**REQUIRED TASK**
Do not copy the pictures; transcribe all other material exactly.

**RECORDS FOR THIS EXERCISE**
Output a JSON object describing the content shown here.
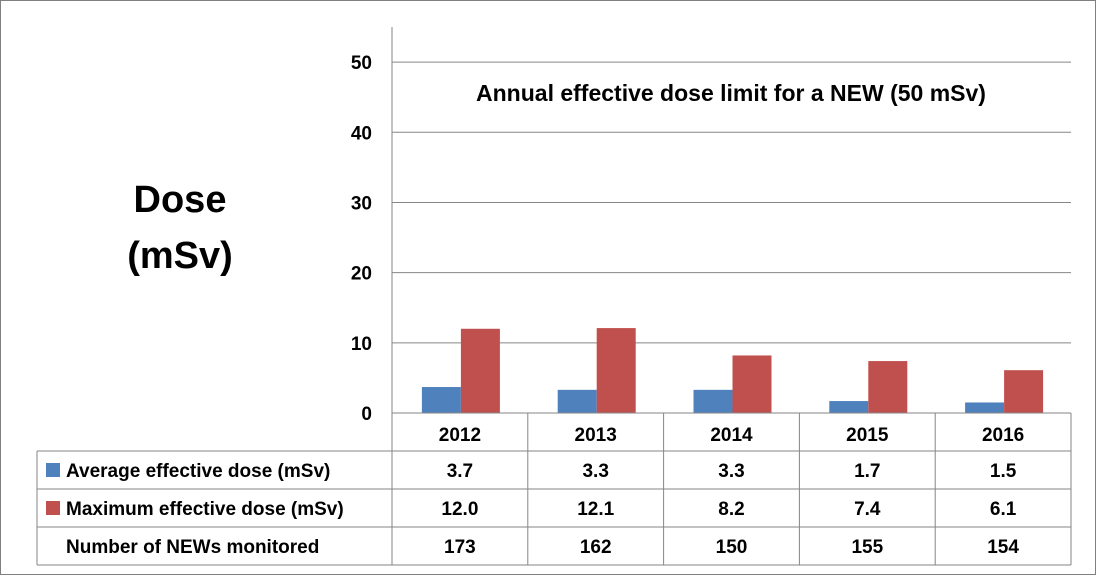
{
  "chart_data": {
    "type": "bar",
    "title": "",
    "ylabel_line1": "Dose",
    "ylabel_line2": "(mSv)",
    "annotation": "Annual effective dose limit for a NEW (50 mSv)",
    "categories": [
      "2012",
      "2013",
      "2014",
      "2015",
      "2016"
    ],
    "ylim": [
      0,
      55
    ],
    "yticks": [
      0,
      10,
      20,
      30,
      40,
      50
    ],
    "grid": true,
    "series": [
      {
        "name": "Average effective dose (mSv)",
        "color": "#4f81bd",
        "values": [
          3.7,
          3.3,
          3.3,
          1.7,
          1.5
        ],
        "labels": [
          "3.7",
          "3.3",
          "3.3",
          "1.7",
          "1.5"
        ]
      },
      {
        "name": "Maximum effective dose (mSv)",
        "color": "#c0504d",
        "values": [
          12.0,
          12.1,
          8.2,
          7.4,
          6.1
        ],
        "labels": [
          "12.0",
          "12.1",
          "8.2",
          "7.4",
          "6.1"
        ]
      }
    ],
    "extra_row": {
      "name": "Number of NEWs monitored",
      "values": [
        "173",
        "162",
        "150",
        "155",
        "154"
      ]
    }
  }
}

**SOLUTION TO THIS PROBLEM**
Output a JSON object describing the content shown here.
{
  "chart_data": {
    "type": "bar",
    "title": "",
    "ylabel_line1": "Dose",
    "ylabel_line2": "(mSv)",
    "annotation": "Annual effective dose limit for a NEW (50 mSv)",
    "categories": [
      "2012",
      "2013",
      "2014",
      "2015",
      "2016"
    ],
    "ylim": [
      0,
      55
    ],
    "yticks": [
      0,
      10,
      20,
      30,
      40,
      50
    ],
    "grid": true,
    "series": [
      {
        "name": "Average effective dose (mSv)",
        "color": "#4f81bd",
        "values": [
          3.7,
          3.3,
          3.3,
          1.7,
          1.5
        ],
        "labels": [
          "3.7",
          "3.3",
          "3.3",
          "1.7",
          "1.5"
        ]
      },
      {
        "name": "Maximum effective dose (mSv)",
        "color": "#c0504d",
        "values": [
          12.0,
          12.1,
          8.2,
          7.4,
          6.1
        ],
        "labels": [
          "12.0",
          "12.1",
          "8.2",
          "7.4",
          "6.1"
        ]
      }
    ],
    "extra_row": {
      "name": "Number of NEWs monitored",
      "values": [
        "173",
        "162",
        "150",
        "155",
        "154"
      ]
    }
  }
}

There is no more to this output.